— start of Provided records —
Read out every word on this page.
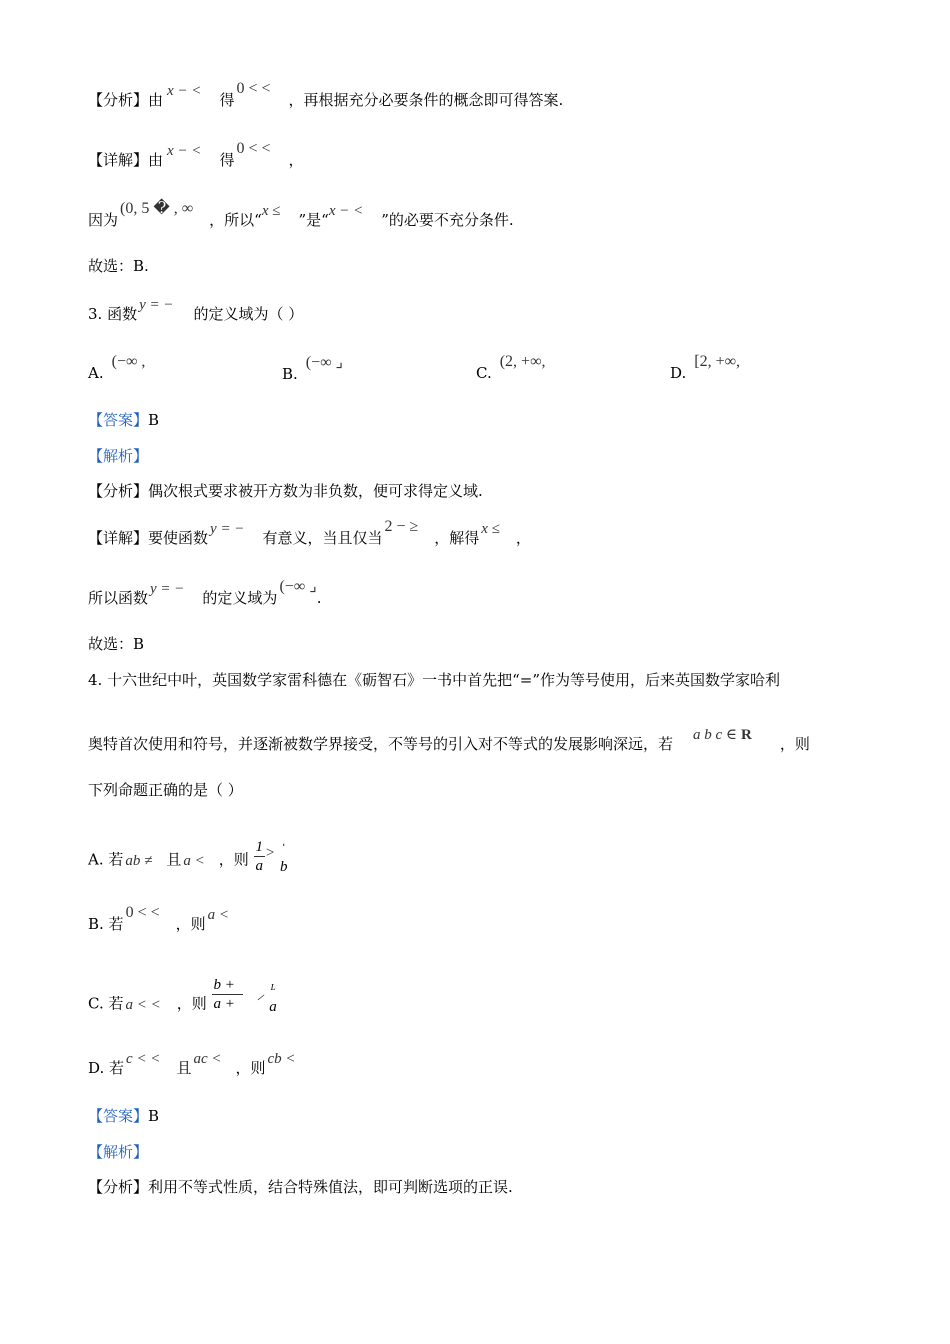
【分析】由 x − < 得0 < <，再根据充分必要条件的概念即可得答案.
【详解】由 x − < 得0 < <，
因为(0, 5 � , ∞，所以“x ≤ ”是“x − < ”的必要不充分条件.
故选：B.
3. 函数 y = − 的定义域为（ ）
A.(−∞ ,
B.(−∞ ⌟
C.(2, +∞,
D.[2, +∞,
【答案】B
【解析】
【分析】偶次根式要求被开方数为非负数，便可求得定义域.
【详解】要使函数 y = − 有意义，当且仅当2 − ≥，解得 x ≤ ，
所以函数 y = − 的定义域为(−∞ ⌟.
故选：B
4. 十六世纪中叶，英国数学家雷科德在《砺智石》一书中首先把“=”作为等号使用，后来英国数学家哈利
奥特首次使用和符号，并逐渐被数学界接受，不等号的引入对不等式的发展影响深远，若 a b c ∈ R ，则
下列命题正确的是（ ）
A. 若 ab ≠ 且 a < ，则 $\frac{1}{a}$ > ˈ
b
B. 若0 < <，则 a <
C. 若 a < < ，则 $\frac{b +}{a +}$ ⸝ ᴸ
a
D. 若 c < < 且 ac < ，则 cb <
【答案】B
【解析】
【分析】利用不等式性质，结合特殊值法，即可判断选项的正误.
— end of Provided records —
— start of Provided records —
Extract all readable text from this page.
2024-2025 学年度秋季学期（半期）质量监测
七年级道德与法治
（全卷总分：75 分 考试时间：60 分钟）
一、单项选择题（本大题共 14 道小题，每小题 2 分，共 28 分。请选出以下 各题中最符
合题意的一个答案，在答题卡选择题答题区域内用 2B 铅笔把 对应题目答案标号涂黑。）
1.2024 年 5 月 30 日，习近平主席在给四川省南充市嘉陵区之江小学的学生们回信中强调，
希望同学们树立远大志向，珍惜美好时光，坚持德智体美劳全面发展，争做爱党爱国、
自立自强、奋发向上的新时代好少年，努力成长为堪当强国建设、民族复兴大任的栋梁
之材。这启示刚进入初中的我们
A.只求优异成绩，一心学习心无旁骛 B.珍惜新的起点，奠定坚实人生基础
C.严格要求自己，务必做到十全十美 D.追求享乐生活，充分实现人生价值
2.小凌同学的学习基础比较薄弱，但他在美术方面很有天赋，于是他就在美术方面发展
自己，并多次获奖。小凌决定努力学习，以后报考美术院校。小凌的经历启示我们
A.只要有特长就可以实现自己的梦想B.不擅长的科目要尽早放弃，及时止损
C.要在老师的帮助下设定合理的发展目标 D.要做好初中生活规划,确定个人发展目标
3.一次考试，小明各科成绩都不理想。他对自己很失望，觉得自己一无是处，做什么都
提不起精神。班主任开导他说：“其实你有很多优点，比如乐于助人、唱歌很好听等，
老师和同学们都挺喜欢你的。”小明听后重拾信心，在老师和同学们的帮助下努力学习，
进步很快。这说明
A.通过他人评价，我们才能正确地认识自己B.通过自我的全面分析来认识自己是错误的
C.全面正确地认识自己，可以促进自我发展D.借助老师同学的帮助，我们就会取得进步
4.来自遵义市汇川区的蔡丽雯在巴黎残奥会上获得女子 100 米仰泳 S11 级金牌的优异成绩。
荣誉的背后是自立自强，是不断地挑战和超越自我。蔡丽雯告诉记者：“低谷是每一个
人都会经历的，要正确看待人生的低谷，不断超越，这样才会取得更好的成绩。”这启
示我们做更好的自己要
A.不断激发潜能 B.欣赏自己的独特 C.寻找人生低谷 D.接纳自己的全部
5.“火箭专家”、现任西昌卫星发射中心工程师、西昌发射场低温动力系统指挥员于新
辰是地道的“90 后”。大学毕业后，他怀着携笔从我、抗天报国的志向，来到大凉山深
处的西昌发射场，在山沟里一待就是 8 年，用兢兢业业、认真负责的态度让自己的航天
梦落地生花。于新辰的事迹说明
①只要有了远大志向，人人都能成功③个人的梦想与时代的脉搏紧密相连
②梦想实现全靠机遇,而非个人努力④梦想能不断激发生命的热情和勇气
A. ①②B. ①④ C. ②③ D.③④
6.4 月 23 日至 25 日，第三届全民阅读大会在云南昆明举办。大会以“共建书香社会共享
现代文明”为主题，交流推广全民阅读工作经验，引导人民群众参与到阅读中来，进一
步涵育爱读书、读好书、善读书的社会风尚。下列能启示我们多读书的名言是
— end of Provided records —
— start of Provided records —
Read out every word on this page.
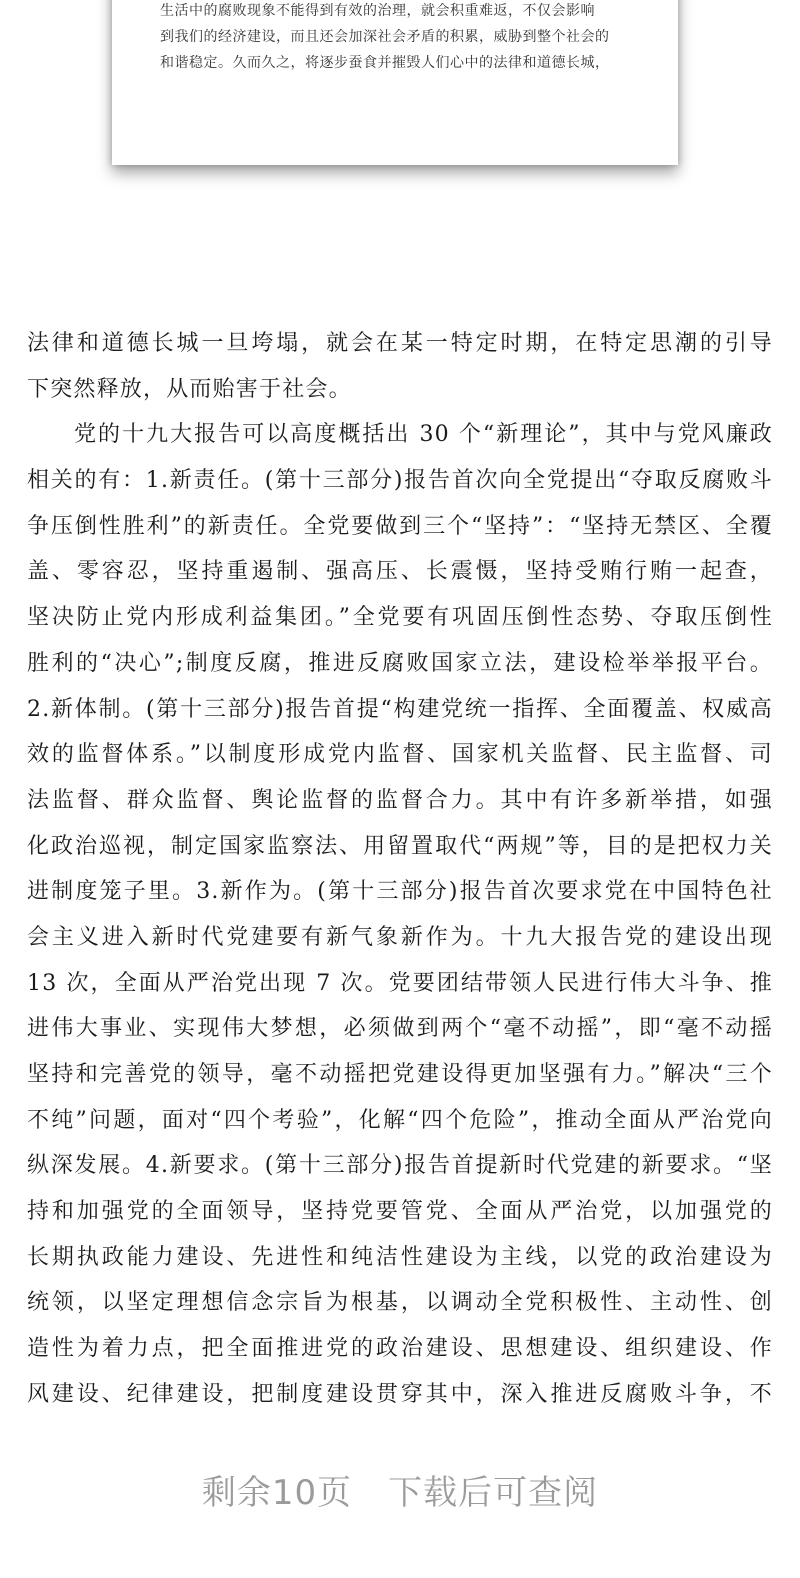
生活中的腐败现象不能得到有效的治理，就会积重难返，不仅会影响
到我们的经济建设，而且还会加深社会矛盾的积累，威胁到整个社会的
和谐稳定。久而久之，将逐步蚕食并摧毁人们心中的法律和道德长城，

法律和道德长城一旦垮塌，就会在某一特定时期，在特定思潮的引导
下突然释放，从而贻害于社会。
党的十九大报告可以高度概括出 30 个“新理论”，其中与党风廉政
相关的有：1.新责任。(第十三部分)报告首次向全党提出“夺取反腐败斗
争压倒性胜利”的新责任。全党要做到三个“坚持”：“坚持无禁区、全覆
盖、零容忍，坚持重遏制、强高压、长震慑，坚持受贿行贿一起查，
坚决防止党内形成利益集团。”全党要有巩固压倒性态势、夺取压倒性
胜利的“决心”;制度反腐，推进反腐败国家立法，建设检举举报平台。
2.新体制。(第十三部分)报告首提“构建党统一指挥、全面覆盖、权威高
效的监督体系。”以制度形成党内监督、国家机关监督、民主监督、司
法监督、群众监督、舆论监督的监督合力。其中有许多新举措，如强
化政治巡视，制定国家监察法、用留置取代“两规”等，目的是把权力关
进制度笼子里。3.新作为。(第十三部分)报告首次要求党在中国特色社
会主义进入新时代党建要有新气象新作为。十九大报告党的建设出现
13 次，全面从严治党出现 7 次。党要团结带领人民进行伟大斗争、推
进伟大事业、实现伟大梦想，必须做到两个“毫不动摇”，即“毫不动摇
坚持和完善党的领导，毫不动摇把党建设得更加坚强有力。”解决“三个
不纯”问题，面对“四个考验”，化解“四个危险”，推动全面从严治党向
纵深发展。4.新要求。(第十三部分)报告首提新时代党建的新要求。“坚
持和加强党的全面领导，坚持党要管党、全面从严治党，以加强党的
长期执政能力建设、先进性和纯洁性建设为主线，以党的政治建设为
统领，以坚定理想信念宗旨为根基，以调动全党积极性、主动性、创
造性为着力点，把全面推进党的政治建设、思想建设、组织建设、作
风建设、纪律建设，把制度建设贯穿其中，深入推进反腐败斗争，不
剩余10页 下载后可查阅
— end of Provided records —
◆ **The exercise**:
Pull every line containing the word "第十三部分" out of the material and copy it.

◆ **Complete answer**:
相关的有：1.新责任。(第十三部分)报告首次向全党提出“夺取反腐败斗
2.新体制。(第十三部分)报告首提“构建党统一指挥、全面覆盖、权威高
进制度笼子里。3.新作为。(第十三部分)报告首次要求党在中国特色社
纵深发展。4.新要求。(第十三部分)报告首提新时代党建的新要求。“坚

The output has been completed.